Records from a dataset:
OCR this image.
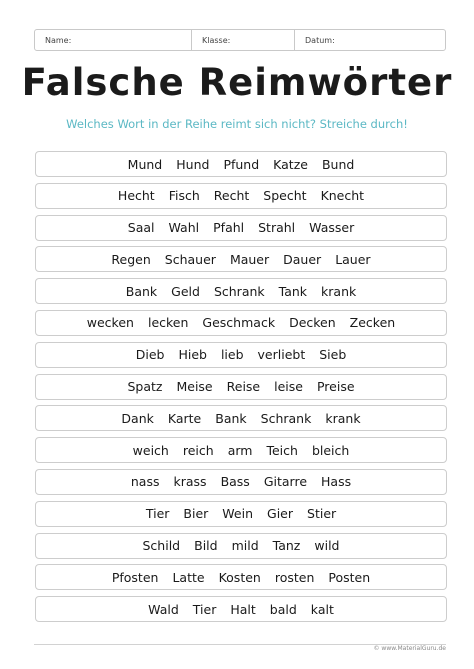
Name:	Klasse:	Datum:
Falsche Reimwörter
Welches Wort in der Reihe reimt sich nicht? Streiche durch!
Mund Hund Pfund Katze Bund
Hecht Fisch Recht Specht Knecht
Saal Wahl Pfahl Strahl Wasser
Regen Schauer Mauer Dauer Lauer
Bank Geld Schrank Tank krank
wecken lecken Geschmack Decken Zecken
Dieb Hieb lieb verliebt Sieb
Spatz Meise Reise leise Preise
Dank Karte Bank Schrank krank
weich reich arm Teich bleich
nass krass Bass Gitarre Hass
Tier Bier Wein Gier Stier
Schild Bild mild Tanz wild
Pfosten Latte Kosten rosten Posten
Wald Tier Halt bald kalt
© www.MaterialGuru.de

* * *

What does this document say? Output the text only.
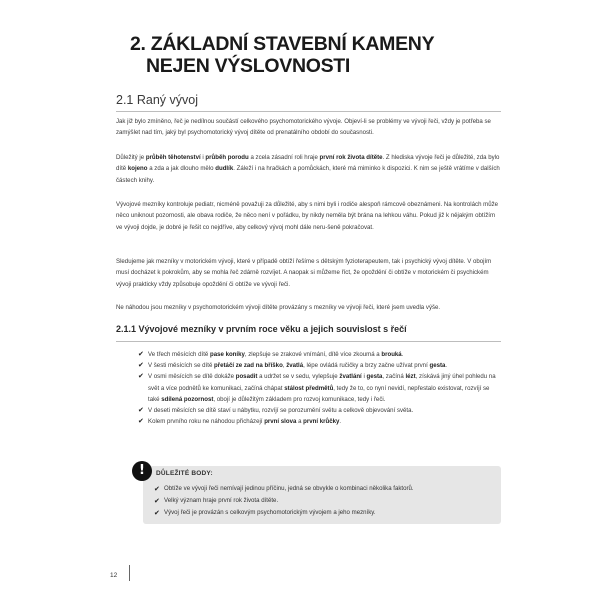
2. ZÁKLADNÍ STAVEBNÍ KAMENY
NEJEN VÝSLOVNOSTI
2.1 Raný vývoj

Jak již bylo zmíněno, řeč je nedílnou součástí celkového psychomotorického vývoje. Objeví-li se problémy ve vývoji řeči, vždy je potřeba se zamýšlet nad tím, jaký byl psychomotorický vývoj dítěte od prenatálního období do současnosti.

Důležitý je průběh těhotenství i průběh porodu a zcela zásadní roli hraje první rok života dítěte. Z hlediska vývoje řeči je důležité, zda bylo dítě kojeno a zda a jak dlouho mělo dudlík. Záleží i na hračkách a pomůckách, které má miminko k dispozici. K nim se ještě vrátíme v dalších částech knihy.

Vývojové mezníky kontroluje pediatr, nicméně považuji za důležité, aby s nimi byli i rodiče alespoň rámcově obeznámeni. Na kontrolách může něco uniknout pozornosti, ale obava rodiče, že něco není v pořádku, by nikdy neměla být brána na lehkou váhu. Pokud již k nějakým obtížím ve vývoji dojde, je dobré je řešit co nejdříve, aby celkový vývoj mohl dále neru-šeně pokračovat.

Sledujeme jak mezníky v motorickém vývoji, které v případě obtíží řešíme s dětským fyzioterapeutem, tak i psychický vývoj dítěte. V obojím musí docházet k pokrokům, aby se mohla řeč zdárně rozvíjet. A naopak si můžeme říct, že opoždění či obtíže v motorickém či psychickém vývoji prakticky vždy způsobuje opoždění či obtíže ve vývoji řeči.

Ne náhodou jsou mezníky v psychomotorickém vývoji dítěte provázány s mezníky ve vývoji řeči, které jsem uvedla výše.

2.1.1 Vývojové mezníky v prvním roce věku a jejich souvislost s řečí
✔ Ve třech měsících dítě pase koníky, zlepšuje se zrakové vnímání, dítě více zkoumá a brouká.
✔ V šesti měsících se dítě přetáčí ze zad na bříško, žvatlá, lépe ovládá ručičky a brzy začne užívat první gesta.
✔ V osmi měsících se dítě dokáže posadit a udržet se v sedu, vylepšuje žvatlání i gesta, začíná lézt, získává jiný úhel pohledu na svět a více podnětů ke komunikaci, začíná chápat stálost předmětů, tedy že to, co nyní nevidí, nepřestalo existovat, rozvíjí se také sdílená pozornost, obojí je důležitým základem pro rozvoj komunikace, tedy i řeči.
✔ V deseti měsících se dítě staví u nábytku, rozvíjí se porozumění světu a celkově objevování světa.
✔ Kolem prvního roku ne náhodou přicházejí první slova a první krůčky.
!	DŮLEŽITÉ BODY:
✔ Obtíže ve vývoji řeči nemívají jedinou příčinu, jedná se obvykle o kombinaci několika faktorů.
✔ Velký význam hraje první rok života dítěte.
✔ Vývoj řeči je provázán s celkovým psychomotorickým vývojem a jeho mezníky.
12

* * *

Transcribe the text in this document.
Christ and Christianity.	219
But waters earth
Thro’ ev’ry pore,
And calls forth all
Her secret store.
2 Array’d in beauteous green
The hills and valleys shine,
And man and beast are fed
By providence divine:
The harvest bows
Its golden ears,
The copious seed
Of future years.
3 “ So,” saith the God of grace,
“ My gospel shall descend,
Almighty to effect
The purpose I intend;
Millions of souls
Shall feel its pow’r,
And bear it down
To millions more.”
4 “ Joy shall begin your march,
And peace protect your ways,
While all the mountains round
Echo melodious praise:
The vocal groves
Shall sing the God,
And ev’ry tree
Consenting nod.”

What is needed: Copy each line of the records above that carries the word "života".

Worked answer:
Důležitý je průběh těhotenství i průběh porodu a zcela zásadní roli hraje první rok života dítěte. Z hlediska vývoje řeči je důležité, zda bylo dítě kojeno a zda a jak dlouho mělo dudlík. Záleží i na hračkách a pomůckách, které má miminko k dispozici. K nim se ještě vrátíme v dalších částech knihy.
✔ Velký význam hraje první rok života dítěte.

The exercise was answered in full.